> _Exercise instructions_
Copy out each line that includes the word "άγριας".

> _Material for this task_
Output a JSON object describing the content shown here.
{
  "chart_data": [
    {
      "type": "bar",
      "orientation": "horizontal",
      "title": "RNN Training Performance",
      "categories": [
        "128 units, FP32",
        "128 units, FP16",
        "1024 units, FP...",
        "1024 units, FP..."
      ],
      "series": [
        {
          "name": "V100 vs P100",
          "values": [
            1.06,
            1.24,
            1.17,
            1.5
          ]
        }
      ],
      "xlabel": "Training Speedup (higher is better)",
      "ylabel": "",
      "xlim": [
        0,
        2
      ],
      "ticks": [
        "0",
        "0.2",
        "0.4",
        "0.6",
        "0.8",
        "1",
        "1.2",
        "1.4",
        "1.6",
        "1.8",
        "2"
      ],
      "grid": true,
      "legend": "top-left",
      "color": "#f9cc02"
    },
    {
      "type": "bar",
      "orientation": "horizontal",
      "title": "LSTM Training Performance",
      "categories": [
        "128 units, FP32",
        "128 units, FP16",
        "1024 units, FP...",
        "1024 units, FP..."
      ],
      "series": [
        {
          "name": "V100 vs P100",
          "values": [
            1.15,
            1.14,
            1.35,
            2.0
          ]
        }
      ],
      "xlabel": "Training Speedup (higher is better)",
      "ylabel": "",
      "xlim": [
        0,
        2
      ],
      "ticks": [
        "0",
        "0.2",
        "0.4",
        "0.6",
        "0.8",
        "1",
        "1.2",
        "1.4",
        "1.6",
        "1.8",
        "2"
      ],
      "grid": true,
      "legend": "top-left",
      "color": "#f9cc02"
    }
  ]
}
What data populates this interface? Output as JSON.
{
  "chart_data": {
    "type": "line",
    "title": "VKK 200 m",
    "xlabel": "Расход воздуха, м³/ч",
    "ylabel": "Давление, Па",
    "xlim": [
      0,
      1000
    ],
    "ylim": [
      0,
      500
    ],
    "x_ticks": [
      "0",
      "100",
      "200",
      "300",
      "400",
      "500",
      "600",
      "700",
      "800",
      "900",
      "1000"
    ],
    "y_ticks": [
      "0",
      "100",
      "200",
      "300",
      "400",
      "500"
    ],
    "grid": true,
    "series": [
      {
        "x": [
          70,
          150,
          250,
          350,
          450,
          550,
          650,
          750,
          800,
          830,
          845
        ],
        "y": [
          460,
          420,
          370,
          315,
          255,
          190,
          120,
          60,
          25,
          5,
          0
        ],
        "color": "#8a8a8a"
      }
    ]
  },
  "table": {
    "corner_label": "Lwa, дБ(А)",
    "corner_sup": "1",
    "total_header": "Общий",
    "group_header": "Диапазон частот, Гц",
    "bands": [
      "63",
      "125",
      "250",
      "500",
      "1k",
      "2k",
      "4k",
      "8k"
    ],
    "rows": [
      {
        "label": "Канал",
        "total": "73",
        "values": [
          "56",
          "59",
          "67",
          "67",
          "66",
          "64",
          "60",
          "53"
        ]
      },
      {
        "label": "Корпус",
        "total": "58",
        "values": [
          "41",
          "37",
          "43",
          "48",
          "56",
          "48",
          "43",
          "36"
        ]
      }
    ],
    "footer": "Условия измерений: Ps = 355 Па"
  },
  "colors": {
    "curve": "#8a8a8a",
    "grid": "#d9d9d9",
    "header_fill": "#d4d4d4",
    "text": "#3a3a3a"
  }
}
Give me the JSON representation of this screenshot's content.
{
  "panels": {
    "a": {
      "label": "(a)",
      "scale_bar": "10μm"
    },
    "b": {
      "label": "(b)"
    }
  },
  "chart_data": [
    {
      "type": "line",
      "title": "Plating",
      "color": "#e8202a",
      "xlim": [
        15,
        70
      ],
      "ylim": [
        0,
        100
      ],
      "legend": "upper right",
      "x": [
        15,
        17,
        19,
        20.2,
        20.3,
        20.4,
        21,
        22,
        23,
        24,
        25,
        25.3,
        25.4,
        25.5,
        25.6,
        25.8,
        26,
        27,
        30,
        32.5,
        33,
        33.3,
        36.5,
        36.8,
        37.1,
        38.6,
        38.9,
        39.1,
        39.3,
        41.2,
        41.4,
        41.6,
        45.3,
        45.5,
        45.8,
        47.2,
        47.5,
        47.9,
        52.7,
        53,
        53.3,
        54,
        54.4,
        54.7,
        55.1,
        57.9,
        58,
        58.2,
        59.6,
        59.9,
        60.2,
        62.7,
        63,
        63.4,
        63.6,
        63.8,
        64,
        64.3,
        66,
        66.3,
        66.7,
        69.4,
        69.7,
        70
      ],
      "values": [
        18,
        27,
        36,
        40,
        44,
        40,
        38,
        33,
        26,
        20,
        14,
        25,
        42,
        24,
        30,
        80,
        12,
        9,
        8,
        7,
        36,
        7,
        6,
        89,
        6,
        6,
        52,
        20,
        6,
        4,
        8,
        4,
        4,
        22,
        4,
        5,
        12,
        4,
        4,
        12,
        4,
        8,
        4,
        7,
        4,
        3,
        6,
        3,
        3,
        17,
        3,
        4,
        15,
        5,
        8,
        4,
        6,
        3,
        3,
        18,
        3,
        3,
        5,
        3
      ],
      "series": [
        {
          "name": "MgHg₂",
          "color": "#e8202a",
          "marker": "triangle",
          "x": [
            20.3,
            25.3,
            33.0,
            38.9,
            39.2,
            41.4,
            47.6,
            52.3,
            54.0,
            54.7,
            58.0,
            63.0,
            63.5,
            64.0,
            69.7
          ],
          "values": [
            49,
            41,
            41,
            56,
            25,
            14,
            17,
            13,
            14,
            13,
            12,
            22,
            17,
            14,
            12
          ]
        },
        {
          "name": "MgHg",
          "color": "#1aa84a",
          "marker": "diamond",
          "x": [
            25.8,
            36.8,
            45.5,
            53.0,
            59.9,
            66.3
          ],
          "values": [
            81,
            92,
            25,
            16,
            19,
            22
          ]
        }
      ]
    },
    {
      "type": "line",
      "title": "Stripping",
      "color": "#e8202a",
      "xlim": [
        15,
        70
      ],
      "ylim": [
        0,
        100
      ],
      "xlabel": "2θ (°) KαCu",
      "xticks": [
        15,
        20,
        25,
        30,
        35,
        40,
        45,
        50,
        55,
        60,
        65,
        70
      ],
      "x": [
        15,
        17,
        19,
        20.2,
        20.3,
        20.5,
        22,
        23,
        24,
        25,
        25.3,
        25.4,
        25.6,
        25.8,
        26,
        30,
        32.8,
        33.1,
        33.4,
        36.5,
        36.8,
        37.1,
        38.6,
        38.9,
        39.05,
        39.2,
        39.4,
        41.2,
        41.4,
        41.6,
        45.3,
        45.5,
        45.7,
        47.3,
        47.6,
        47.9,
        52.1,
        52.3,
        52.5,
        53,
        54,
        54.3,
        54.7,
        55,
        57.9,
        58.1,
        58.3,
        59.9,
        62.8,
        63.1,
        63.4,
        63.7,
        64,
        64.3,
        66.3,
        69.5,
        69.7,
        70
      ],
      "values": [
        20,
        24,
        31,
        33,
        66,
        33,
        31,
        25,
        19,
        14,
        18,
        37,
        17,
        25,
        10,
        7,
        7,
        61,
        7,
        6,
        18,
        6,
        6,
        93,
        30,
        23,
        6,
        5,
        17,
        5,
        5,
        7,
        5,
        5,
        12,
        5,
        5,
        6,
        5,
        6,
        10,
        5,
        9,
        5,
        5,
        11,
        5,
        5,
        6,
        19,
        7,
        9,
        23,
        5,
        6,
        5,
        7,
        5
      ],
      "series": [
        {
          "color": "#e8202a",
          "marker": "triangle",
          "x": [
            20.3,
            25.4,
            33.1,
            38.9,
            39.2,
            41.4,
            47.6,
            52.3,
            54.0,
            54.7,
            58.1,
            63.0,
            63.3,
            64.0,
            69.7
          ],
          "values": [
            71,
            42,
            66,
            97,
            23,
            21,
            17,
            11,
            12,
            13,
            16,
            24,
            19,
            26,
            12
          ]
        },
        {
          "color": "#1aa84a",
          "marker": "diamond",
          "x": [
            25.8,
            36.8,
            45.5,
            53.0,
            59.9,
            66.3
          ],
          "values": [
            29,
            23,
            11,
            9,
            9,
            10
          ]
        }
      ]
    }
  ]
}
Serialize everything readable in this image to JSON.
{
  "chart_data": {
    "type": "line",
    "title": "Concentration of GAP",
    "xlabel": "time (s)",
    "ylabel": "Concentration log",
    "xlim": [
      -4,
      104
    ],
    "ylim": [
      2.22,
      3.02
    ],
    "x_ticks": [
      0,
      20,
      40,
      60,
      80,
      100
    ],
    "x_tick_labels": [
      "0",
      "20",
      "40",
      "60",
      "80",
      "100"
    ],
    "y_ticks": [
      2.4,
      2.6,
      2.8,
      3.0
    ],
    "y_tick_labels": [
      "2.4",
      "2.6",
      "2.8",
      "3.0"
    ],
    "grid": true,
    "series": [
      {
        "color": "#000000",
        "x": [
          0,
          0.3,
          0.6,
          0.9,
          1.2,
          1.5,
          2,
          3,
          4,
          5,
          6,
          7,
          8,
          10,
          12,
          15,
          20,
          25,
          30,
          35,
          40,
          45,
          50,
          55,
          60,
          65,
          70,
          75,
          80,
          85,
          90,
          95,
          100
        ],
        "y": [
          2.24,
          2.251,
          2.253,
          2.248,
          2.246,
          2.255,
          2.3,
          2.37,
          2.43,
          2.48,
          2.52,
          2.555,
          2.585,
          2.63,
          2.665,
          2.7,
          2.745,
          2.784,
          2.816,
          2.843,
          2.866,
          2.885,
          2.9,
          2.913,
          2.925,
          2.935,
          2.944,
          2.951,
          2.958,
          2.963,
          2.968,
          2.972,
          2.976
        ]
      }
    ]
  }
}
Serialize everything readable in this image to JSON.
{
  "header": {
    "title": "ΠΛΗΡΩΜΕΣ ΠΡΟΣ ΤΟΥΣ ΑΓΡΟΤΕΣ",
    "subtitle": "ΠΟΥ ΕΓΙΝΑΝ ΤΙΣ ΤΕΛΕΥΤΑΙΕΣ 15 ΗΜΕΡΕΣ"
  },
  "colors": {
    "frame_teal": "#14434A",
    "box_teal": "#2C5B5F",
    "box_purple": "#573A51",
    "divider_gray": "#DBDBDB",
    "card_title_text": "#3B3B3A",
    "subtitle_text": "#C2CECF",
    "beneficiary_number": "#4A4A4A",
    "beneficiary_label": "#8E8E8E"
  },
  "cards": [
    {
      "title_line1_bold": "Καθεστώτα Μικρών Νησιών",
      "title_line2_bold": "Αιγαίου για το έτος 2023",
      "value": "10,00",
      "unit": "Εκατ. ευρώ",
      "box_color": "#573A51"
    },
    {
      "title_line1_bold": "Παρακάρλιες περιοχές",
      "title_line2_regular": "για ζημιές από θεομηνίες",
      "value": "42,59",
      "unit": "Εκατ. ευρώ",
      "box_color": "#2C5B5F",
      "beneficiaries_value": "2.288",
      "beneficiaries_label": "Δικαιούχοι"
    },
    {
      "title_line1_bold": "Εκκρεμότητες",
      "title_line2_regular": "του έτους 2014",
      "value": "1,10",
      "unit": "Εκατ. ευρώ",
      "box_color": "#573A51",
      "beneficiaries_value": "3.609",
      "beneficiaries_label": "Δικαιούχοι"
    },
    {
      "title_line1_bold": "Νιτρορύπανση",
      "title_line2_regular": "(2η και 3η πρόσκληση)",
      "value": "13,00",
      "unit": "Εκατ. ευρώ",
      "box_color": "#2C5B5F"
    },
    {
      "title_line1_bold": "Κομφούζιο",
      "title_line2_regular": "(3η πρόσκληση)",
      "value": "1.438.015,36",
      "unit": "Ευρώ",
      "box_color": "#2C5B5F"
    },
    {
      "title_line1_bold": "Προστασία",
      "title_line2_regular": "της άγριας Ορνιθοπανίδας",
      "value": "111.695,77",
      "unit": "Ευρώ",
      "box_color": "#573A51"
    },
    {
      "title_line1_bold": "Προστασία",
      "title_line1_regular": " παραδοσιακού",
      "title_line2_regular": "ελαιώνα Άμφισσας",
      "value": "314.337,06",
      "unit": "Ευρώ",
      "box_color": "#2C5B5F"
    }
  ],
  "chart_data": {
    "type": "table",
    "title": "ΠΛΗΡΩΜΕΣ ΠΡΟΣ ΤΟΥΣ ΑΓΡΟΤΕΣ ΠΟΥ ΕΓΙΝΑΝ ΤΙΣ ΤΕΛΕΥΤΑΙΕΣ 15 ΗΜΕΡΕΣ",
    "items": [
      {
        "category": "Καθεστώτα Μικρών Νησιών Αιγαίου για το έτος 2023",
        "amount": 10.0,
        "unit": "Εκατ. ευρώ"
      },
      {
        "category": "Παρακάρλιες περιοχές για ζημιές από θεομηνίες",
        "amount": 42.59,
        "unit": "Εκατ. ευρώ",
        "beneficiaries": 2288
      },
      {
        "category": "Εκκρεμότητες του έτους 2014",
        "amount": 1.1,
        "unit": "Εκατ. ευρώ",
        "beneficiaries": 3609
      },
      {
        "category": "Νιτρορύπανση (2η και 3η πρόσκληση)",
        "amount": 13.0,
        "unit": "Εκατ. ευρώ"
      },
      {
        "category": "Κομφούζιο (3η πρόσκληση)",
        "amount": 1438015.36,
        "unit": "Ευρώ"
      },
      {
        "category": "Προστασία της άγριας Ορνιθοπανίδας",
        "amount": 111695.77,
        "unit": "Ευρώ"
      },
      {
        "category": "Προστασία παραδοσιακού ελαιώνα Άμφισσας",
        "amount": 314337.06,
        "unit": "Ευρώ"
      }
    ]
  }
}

> _Task result_
      "title_line2_regular": "της άγριας Ορνιθοπανίδας",
        "category": "Προστασία της άγριας Ορνιθοπανίδας",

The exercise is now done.